» Action item:
Your task is to copy all of the data exactly.

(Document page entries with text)

□ □ □ □ □ □ □

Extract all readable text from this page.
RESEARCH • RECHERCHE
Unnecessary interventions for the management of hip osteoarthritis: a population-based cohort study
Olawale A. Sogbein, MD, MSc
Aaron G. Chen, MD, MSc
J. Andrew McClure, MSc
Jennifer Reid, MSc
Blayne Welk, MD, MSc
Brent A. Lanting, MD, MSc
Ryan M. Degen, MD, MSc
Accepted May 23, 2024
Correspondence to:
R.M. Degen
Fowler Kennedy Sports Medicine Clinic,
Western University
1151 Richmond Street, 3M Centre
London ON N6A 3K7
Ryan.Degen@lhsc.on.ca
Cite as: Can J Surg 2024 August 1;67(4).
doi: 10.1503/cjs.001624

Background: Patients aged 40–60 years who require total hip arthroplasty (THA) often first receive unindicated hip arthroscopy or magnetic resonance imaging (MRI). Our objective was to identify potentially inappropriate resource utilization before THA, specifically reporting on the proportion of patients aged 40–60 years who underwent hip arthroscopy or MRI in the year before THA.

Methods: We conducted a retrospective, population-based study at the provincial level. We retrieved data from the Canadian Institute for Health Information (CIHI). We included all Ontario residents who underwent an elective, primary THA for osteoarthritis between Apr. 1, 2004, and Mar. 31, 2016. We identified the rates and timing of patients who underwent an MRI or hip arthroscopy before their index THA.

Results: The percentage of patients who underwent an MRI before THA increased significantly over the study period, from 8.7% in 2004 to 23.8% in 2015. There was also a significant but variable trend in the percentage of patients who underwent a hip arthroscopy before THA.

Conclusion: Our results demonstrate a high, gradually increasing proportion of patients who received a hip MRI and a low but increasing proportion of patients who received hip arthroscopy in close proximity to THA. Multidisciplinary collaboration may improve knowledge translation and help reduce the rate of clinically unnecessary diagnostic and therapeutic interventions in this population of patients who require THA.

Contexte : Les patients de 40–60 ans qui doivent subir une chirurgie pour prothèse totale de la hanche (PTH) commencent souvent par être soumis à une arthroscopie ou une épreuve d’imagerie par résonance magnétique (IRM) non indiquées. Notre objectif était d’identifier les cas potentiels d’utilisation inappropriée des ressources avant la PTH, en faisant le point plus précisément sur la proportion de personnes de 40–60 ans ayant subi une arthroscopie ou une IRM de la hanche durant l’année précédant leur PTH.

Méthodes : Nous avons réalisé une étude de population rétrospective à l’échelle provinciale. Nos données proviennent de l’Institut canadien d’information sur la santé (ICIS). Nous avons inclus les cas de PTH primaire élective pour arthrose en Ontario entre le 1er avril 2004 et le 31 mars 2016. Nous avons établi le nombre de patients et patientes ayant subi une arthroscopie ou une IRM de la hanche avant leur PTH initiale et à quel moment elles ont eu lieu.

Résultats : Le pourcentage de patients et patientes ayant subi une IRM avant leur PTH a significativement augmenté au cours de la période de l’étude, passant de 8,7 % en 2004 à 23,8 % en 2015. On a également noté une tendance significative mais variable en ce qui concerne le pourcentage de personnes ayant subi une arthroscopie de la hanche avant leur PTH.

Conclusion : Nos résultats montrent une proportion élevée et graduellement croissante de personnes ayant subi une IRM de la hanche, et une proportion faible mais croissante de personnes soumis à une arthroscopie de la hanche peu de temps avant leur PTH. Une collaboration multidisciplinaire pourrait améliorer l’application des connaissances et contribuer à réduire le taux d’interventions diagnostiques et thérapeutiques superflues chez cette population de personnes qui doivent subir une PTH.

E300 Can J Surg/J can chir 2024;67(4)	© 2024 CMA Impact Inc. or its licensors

□ □ □ □ □ □ □

» Your response:
Extract all readable text from this page.
RESEARCH • RECHERCHE
Unnecessary interventions for the management of hip osteoarthritis: a population-based cohort study
Olawale A. Sogbein, MD, MSc
Aaron G. Chen, MD, MSc
J. Andrew McClure, MSc
Jennifer Reid, MSc
Blayne Welk, MD, MSc
Brent A. Lanting, MD, MSc
Ryan M. Degen, MD, MSc
Accepted May 23, 2024
Correspondence to:
R.M. Degen
Fowler Kennedy Sports Medicine Clinic,
Western University
1151 Richmond Street, 3M Centre
London ON N6A 3K7
Ryan.Degen@lhsc.on.ca
Cite as: Can J Surg 2024 August 1;67(4).
doi: 10.1503/cjs.001624

Background: Patients aged 40–60 years who require total hip arthroplasty (THA) often first receive unindicated hip arthroscopy or magnetic resonance imaging (MRI). Our objective was to identify potentially inappropriate resource utilization before THA, specifically reporting on the proportion of patients aged 40–60 years who underwent hip arthroscopy or MRI in the year before THA.

Methods: We conducted a retrospective, population-based study at the provincial level. We retrieved data from the Canadian Institute for Health Information (CIHI). We included all Ontario residents who underwent an elective, primary THA for osteoarthritis between Apr. 1, 2004, and Mar. 31, 2016. We identified the rates and timing of patients who underwent an MRI or hip arthroscopy before their index THA.

Results: The percentage of patients who underwent an MRI before THA increased significantly over the study period, from 8.7% in 2004 to 23.8% in 2015. There was also a significant but variable trend in the percentage of patients who underwent a hip arthroscopy before THA.

Conclusion: Our results demonstrate a high, gradually increasing proportion of patients who received a hip MRI and a low but increasing proportion of patients who received hip arthroscopy in close proximity to THA. Multidisciplinary collaboration may improve knowledge translation and help reduce the rate of clinically unnecessary diagnostic and therapeutic interventions in this population of patients who require THA.

Contexte : Les patients de 40–60 ans qui doivent subir une chirurgie pour prothèse totale de la hanche (PTH) commencent souvent par être soumis à une arthroscopie ou une épreuve d’imagerie par résonance magnétique (IRM) non indiquées. Notre objectif était d’identifier les cas potentiels d’utilisation inappropriée des ressources avant la PTH, en faisant le point plus précisément sur la proportion de personnes de 40–60 ans ayant subi une arthroscopie ou une IRM de la hanche durant l’année précédant leur PTH.

Méthodes : Nous avons réalisé une étude de population rétrospective à l’échelle provinciale. Nos données proviennent de l’Institut canadien d’information sur la santé (ICIS). Nous avons inclus les cas de PTH primaire élective pour arthrose en Ontario entre le 1er avril 2004 et le 31 mars 2016. Nous avons établi le nombre de patients et patientes ayant subi une arthroscopie ou une IRM de la hanche avant leur PTH initiale et à quel moment elles ont eu lieu.

Résultats : Le pourcentage de patients et patientes ayant subi une IRM avant leur PTH a significativement augmenté au cours de la période de l’étude, passant de 8,7 % en 2004 à 23,8 % en 2015. On a également noté une tendance significative mais variable en ce qui concerne le pourcentage de personnes ayant subi une arthroscopie de la hanche avant leur PTH.

Conclusion : Nos résultats montrent une proportion élevée et graduellement croissante de personnes ayant subi une IRM de la hanche, et une proportion faible mais croissante de personnes soumis à une arthroscopie de la hanche peu de temps avant leur PTH. Une collaboration multidisciplinaire pourrait améliorer l’application des connaissances et contribuer à réduire le taux d’interventions diagnostiques et thérapeutiques superflues chez cette population de personnes qui doivent subir une PTH.

E300 Can J Surg/J can chir 2024;67(4)	© 2024 CMA Impact Inc. or its licensors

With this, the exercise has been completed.